■ **WHAT NEEDS TO BE DONE**
Using the records below, give the number of lines where the word "JSON" appears, with no further output.

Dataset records

━━━

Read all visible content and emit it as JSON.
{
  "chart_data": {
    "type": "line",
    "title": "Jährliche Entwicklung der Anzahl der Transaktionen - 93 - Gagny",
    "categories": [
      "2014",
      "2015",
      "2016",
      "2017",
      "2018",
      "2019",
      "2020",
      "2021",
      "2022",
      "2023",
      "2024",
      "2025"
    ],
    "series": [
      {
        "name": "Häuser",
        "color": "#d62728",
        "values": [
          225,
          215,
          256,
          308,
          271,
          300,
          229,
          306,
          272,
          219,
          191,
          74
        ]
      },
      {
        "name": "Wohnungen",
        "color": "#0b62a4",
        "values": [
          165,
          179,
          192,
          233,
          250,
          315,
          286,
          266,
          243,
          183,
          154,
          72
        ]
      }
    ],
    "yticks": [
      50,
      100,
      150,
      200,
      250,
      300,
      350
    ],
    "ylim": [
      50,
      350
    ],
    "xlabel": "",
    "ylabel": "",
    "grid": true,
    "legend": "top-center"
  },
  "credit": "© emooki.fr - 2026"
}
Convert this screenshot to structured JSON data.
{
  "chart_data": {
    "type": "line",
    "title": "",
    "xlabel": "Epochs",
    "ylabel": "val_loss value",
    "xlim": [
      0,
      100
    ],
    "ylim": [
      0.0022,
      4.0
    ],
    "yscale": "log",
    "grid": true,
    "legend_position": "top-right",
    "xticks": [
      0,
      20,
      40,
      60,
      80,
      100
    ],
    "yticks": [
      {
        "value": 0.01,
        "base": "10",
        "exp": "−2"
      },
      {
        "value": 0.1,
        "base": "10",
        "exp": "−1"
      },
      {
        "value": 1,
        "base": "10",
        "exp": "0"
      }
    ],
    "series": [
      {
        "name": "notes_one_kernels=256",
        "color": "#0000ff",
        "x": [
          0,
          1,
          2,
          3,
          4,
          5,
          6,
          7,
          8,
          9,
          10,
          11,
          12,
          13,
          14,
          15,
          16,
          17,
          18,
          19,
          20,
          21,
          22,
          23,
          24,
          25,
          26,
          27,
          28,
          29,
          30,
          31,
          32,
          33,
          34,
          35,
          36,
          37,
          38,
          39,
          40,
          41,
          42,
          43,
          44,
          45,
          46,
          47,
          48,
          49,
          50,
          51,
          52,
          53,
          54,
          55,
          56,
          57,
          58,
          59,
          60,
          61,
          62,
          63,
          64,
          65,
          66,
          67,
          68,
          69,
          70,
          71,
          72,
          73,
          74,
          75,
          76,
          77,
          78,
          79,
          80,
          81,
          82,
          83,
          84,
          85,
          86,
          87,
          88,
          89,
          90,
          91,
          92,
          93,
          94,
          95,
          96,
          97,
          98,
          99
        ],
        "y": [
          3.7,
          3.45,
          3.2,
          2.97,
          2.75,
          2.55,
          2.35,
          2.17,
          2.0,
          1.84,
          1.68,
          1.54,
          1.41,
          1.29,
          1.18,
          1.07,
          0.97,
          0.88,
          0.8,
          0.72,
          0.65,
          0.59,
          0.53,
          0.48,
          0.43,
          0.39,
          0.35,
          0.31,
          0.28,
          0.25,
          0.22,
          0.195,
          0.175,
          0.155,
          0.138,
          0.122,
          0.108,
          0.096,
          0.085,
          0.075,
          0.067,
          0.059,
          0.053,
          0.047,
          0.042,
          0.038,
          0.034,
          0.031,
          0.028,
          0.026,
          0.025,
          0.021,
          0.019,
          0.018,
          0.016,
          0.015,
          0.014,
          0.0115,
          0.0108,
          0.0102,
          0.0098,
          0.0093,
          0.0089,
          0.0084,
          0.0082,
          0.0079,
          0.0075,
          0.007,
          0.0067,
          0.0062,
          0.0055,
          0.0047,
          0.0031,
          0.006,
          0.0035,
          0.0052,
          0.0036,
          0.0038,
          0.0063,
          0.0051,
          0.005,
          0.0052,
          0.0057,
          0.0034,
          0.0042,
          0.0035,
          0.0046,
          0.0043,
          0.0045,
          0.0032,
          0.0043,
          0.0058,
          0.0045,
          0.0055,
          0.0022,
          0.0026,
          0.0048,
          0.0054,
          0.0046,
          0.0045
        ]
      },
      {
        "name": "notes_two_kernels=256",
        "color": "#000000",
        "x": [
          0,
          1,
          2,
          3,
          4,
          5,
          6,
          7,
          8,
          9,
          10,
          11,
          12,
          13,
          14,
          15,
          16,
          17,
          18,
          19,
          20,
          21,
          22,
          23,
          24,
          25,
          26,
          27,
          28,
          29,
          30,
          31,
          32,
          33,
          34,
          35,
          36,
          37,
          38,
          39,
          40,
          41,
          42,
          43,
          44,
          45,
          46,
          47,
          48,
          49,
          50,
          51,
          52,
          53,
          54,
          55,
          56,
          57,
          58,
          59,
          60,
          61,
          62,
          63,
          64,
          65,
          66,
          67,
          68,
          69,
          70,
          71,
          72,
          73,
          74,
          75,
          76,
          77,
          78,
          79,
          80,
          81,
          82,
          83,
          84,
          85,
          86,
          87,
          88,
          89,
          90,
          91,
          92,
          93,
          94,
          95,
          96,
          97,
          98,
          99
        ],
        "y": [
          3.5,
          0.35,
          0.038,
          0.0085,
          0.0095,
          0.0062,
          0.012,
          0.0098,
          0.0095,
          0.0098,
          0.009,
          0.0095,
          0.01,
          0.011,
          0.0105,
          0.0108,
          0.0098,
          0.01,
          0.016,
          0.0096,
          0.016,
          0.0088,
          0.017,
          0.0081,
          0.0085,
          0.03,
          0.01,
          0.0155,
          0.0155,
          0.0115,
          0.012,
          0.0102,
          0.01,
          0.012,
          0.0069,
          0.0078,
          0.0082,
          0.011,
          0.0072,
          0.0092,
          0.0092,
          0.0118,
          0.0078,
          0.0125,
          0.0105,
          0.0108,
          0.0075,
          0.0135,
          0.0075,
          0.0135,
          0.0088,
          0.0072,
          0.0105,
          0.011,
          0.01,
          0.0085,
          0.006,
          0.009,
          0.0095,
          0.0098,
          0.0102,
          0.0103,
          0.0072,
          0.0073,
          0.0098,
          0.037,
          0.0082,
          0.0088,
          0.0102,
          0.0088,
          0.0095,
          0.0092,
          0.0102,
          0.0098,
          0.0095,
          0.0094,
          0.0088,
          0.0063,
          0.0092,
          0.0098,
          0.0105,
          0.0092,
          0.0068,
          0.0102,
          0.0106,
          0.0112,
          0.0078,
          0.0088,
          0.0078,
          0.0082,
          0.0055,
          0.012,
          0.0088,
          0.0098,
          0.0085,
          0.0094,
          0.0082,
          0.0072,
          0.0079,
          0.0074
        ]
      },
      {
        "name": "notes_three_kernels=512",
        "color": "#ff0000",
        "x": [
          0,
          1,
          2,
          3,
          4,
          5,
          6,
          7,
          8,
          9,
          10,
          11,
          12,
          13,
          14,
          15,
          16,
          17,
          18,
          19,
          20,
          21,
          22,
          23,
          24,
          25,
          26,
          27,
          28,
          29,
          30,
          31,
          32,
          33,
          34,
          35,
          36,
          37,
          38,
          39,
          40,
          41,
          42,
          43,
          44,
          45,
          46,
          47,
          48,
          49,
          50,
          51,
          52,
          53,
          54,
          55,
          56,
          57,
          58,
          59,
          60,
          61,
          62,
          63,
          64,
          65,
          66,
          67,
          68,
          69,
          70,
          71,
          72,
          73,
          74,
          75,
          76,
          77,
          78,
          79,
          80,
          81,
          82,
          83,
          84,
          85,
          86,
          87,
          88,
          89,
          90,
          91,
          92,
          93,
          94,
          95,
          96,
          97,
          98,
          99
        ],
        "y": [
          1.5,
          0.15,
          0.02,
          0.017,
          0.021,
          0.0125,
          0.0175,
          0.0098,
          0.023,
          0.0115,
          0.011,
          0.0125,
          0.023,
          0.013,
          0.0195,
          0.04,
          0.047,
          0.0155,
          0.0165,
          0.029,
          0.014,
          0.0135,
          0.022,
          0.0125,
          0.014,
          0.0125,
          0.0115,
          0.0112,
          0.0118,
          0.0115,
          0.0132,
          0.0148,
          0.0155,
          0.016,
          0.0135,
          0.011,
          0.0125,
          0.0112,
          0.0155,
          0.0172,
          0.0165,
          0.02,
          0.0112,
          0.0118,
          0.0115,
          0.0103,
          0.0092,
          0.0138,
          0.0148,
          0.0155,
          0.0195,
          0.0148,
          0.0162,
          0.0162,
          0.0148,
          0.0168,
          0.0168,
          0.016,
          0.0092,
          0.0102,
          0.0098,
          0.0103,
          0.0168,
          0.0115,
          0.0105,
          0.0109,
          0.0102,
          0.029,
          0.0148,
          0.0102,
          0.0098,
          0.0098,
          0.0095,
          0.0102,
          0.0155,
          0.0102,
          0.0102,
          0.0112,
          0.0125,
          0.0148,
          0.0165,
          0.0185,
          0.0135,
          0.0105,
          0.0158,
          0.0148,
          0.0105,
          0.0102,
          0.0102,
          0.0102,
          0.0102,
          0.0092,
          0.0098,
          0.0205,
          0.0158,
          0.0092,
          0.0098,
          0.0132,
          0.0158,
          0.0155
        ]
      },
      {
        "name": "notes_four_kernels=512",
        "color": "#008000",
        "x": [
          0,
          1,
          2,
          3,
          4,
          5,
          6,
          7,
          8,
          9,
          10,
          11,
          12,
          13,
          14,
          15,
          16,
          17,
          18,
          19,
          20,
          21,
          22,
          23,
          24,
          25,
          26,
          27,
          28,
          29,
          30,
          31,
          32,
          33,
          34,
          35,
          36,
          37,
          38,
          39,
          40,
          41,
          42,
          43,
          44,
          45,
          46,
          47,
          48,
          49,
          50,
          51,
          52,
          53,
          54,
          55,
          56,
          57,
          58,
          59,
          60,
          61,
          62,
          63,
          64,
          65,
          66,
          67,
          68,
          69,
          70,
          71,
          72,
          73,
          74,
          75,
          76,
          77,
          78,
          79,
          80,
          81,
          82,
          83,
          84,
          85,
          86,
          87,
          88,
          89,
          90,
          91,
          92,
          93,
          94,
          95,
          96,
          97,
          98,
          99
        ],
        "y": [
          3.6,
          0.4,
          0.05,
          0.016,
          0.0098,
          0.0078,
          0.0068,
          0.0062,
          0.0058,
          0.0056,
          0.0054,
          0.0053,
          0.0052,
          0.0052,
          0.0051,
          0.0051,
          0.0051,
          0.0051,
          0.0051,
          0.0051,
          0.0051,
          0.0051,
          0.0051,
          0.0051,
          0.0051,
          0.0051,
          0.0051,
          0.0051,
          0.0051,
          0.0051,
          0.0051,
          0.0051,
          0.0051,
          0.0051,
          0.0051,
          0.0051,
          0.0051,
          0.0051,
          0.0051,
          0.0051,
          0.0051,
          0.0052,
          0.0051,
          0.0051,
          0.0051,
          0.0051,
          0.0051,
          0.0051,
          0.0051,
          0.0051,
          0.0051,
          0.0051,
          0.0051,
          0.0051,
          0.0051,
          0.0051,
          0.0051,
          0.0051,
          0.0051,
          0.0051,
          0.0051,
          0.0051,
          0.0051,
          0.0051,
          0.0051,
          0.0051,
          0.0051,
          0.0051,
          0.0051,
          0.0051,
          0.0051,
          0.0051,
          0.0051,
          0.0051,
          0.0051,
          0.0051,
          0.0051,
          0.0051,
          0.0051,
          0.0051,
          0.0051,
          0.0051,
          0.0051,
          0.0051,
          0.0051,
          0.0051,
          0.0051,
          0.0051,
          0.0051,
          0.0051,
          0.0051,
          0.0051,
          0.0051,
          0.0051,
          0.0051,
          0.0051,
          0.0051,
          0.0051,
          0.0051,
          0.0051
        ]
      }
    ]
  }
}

━━━

■ **FINAL RESULT**
2